**What is expected**
Locate each line containing the string "JSON" and copy it out.
##### Given data #####
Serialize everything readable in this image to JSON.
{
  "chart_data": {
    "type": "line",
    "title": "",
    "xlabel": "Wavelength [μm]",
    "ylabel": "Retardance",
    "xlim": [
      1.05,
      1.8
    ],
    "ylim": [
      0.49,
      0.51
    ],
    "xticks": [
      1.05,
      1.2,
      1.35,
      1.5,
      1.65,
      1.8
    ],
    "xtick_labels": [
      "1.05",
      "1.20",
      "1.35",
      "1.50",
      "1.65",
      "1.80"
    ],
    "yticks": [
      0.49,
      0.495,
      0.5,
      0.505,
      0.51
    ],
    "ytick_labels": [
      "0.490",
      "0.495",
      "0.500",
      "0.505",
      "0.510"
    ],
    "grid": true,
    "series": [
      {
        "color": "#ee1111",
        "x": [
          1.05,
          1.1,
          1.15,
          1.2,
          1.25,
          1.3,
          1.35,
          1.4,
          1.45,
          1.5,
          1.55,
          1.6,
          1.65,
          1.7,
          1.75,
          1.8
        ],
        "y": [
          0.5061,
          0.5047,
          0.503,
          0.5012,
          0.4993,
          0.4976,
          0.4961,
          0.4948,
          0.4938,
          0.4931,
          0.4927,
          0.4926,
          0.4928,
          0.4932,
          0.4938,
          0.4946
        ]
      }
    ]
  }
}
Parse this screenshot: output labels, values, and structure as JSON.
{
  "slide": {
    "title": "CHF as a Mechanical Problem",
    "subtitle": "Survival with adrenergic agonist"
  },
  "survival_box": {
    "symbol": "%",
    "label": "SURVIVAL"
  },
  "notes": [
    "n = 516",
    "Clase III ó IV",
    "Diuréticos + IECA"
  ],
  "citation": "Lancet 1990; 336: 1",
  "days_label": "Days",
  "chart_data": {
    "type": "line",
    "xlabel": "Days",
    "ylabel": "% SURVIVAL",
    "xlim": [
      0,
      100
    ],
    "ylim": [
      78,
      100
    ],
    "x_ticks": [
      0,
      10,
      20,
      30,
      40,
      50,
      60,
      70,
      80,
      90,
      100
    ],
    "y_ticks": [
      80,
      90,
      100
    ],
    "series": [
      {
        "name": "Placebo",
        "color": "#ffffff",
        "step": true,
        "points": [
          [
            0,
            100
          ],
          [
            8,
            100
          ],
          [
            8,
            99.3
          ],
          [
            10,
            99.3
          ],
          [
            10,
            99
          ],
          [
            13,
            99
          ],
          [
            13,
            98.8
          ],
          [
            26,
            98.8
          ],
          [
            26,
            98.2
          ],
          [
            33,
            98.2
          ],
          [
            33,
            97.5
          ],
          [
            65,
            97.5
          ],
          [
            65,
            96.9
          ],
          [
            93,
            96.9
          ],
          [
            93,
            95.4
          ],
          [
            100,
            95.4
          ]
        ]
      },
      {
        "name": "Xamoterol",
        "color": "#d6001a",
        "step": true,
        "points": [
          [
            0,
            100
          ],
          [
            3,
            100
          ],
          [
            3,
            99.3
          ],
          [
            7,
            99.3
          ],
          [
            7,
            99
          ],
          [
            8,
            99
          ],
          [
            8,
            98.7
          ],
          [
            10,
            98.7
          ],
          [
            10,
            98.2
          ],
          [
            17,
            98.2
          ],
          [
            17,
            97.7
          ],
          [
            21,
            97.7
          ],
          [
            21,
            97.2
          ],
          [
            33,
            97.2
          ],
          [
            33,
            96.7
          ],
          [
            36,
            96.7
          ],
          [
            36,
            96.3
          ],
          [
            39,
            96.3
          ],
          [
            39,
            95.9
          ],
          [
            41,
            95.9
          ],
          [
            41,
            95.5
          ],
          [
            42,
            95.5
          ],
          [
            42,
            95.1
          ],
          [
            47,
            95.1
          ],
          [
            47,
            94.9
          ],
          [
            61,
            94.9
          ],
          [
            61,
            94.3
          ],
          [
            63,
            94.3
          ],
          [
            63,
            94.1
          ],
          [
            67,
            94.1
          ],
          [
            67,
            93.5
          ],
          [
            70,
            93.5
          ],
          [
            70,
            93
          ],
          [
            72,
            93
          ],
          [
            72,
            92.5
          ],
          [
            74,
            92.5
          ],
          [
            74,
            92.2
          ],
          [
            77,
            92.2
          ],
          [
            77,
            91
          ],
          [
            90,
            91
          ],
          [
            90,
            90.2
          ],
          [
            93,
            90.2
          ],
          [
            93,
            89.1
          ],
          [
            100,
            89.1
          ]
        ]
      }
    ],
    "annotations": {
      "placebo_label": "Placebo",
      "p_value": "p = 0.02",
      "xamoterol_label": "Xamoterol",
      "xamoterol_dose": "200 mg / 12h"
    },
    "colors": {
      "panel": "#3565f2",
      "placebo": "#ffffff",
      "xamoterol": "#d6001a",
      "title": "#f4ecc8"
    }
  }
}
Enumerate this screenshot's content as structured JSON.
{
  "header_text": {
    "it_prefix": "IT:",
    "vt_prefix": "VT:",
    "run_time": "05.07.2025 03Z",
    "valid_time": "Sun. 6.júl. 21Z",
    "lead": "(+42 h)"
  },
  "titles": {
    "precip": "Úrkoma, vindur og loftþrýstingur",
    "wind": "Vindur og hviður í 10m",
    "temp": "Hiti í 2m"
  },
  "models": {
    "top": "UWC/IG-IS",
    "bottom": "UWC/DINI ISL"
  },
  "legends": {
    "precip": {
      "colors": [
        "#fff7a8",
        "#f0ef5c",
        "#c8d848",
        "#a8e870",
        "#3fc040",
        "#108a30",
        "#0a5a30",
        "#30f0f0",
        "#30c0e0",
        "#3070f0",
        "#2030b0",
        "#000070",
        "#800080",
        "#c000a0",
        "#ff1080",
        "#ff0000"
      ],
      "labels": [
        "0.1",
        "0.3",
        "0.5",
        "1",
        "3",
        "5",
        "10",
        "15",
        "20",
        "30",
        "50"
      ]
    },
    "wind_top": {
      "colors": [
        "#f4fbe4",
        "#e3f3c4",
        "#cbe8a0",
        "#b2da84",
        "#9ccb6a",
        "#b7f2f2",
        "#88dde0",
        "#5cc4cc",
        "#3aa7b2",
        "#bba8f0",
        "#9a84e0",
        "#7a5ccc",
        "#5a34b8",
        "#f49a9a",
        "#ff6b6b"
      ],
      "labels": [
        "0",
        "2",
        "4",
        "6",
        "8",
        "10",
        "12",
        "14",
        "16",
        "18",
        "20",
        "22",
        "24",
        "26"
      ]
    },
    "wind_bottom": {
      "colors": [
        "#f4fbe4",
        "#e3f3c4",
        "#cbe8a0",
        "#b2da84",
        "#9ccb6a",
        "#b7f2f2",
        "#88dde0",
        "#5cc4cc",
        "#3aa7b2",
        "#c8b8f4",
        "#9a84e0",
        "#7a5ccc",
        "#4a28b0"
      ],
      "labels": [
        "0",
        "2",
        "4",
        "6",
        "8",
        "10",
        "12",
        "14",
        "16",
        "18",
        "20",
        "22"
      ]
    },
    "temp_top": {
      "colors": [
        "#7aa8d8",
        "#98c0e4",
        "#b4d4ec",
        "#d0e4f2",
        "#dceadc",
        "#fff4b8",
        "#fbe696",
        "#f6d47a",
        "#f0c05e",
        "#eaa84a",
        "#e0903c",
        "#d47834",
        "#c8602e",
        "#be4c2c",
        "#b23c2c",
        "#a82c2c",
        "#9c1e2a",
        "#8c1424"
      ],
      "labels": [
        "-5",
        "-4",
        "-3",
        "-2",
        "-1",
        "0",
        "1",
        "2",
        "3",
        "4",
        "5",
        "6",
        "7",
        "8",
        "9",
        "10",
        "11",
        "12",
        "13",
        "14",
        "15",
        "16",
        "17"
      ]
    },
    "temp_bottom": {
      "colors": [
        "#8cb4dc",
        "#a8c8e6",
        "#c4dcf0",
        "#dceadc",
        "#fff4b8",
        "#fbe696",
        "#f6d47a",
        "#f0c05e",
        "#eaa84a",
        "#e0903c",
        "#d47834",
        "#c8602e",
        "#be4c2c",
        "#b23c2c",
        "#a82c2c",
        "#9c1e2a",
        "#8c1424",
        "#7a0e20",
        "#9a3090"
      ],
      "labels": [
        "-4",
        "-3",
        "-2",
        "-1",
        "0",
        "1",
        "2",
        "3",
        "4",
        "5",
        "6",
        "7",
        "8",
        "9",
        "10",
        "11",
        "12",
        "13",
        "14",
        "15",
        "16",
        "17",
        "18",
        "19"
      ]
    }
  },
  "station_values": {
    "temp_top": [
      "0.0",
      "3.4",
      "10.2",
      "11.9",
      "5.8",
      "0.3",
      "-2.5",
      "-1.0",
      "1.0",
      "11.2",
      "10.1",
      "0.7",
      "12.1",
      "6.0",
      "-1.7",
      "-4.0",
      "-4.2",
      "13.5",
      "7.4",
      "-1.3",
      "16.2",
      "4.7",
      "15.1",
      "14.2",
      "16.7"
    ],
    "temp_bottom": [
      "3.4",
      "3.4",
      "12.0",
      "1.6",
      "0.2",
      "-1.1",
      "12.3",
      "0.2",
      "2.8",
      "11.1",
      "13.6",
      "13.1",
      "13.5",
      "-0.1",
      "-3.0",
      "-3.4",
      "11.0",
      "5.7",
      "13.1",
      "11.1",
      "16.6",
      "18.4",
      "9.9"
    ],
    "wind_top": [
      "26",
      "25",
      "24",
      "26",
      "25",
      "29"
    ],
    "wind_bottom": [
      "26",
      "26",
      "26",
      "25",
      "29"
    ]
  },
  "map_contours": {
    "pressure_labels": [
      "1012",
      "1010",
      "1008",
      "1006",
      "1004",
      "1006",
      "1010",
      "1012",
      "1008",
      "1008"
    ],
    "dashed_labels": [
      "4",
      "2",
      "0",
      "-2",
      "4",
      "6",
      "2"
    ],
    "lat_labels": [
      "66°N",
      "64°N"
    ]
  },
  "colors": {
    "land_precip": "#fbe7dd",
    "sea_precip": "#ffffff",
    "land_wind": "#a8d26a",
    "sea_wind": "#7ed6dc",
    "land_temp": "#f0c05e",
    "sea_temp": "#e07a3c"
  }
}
#####
**Answer for the task**
Serialize everything readable in this image to JSON.
Parse this screenshot: output labels, values, and structure as JSON.
Enumerate this screenshot's content as structured JSON.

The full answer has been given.